[What you have to do]
Recast the material from its first line up to and including the line with "data-point-greeks — [180, 696, 199, 715]" as a numbered list, leaving out any blank lines.

[Items from a data source]
-- start --

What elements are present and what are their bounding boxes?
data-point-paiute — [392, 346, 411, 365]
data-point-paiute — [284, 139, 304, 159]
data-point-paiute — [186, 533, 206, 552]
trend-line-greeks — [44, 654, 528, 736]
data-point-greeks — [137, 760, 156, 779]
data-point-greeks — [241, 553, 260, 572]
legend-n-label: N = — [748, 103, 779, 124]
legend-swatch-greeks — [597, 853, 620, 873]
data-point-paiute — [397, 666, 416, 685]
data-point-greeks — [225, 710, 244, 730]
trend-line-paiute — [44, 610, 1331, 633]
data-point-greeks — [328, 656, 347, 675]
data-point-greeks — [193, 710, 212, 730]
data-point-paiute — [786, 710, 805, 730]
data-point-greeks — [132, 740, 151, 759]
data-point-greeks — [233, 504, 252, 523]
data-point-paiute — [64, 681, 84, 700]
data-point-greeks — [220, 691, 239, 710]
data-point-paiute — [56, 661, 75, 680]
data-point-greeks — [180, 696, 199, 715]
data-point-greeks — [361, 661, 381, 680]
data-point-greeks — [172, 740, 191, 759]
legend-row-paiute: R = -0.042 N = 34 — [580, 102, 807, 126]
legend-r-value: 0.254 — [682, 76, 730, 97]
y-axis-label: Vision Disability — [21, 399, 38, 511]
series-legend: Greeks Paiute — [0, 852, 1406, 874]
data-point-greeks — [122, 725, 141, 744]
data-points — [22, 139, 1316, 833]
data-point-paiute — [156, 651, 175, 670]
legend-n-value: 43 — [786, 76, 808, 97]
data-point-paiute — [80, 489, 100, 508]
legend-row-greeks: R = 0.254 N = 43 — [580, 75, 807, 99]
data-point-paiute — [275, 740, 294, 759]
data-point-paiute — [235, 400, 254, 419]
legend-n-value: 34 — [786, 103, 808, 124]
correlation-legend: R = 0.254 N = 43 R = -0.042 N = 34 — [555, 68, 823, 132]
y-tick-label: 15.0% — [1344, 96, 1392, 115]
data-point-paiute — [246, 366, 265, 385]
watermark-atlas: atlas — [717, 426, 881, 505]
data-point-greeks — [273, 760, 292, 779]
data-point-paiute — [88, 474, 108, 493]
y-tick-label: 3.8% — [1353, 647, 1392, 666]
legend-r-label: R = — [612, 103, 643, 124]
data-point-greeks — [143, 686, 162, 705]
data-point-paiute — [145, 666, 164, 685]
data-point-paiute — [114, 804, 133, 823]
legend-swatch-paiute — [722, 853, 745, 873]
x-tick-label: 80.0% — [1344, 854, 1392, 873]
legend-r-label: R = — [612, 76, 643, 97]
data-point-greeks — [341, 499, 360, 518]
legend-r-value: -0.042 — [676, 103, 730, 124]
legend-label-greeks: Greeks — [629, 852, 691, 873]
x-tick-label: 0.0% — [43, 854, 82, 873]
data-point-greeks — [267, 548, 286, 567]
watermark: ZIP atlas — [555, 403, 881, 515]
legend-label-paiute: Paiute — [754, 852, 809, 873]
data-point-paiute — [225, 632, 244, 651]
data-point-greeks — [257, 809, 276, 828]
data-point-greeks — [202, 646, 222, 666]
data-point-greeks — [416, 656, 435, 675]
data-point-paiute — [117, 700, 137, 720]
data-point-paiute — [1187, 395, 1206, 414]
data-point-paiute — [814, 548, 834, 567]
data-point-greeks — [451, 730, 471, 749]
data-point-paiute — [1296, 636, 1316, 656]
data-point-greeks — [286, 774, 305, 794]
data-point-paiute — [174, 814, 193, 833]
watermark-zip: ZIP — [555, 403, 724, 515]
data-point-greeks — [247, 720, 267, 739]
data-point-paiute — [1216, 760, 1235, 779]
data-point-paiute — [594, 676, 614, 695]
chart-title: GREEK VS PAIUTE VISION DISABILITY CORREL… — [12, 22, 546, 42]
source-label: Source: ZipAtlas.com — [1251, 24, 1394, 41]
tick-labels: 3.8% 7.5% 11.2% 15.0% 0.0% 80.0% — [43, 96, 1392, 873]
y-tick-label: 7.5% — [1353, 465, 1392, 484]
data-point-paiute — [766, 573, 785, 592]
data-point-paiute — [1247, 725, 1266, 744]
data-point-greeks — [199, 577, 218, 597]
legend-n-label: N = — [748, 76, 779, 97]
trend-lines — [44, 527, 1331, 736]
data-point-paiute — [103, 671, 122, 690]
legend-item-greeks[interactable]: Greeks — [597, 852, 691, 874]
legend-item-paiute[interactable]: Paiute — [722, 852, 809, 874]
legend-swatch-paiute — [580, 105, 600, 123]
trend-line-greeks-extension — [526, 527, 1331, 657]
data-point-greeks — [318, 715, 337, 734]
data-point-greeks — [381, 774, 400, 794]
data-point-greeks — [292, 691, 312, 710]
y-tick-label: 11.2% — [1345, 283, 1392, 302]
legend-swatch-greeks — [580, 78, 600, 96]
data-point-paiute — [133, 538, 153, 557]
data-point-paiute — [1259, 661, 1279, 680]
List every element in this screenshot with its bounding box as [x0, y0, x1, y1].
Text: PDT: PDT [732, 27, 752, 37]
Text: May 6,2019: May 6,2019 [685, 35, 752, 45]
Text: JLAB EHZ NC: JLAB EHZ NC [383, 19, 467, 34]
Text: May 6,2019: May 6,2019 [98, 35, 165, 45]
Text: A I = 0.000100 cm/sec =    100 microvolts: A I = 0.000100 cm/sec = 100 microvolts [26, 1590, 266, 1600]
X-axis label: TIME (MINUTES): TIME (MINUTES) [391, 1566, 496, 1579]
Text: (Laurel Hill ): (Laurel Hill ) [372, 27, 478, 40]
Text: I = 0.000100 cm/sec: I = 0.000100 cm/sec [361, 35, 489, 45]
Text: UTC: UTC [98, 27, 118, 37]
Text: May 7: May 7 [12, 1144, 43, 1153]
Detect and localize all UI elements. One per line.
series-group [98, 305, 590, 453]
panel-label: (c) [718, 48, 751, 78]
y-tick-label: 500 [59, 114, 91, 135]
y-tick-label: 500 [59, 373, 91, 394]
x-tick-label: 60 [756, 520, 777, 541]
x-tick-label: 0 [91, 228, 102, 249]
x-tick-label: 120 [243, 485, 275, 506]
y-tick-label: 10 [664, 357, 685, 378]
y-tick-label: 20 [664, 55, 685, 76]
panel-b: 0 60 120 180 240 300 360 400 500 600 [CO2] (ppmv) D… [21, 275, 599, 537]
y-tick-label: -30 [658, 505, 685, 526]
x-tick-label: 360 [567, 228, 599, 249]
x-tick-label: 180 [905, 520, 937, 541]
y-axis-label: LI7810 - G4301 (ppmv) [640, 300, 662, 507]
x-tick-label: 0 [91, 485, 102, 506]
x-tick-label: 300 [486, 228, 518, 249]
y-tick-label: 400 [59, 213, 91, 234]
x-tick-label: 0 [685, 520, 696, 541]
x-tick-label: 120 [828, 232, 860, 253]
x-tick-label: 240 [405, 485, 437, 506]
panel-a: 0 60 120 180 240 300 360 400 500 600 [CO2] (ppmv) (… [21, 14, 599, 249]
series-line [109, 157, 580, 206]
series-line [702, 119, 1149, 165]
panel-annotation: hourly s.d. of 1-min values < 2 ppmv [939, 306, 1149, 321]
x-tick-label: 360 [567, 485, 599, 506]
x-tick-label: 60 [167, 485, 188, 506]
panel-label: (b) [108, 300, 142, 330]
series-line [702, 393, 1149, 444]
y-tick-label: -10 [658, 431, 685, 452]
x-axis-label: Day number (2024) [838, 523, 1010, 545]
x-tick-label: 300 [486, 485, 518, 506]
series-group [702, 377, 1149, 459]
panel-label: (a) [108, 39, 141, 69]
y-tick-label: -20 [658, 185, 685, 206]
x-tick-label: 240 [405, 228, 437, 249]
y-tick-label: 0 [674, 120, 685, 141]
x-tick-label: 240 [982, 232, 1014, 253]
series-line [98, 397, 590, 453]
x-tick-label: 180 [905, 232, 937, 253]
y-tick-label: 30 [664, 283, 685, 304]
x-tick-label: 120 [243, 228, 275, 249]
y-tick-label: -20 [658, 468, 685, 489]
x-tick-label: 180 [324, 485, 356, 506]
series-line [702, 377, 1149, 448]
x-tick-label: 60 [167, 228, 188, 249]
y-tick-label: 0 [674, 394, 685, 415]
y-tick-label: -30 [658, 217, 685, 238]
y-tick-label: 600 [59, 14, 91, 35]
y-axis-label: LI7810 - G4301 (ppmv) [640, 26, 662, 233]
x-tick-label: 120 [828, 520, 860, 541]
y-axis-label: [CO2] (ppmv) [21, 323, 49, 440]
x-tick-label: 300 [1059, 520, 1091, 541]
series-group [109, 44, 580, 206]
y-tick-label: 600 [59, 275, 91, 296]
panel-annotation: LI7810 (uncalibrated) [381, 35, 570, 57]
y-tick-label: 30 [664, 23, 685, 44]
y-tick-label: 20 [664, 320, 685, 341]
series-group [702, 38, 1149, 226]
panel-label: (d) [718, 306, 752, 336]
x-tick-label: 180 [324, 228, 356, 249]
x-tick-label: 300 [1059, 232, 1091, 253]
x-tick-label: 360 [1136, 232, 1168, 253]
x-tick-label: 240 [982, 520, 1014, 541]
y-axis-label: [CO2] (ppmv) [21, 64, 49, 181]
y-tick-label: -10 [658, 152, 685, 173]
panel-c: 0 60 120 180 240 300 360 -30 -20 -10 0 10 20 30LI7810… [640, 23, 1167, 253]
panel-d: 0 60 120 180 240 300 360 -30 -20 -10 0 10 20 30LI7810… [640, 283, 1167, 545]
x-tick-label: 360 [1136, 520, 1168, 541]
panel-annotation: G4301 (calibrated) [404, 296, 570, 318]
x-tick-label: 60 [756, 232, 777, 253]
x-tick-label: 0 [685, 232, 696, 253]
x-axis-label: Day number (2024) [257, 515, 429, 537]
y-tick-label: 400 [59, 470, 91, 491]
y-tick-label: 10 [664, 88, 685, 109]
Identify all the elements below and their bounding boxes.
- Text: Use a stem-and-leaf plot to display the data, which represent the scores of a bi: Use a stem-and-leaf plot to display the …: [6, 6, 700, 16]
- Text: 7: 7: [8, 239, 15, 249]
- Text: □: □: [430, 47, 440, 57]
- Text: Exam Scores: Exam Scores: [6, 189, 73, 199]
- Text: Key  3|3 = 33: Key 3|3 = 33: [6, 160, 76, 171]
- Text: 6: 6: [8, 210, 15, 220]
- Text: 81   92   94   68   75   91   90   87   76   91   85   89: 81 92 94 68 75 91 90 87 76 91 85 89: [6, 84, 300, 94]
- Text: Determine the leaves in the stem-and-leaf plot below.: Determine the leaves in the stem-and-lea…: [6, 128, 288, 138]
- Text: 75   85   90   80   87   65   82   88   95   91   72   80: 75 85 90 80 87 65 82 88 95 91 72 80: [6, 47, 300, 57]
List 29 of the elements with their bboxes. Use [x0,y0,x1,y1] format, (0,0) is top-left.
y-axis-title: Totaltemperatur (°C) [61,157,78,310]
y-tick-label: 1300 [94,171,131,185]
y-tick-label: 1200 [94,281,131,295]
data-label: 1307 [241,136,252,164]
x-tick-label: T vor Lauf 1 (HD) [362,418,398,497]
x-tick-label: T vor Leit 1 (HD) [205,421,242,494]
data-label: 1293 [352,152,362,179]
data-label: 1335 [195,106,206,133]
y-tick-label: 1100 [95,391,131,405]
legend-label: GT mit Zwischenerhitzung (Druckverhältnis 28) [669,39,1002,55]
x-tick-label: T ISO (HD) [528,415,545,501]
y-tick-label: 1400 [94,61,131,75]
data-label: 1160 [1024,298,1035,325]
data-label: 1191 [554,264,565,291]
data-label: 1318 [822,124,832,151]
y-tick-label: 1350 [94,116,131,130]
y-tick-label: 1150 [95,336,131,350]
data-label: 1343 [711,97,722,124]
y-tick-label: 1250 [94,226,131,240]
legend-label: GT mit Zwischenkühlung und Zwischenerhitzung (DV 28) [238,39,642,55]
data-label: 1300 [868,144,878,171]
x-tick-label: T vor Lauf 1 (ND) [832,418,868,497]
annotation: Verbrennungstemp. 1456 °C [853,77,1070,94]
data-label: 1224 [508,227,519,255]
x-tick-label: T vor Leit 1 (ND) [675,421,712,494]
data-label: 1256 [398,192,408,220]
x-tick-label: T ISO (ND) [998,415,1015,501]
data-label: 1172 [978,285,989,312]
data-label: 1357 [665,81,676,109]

-- end --

[Answer below]
1. What elements are present and what are their bounding boxes?
2. data-point-paiute — [392, 346, 411, 365]
3. data-point-paiute — [284, 139, 304, 159]
4. data-point-paiute — [186, 533, 206, 552]
5. trend-line-greeks — [44, 654, 528, 736]
6. data-point-greeks — [137, 760, 156, 779]
7. data-point-greeks — [241, 553, 260, 572]
8. legend-n-label: N = — [748, 103, 779, 124]
9. legend-swatch-greeks — [597, 853, 620, 873]
10. data-point-paiute — [397, 666, 416, 685]
11. data-point-greeks — [225, 710, 244, 730]
12. trend-line-paiute — [44, 610, 1331, 633]
13. data-point-greeks — [328, 656, 347, 675]
14. data-point-greeks — [193, 710, 212, 730]
15. data-point-paiute — [786, 710, 805, 730]
16. data-point-greeks — [132, 740, 151, 759]
17. data-point-greeks — [233, 504, 252, 523]
18. data-point-paiute — [64, 681, 84, 700]
19. data-point-greeks — [220, 691, 239, 710]
20. data-point-paiute — [56, 661, 75, 680]
21. data-point-greeks — [180, 696, 199, 715]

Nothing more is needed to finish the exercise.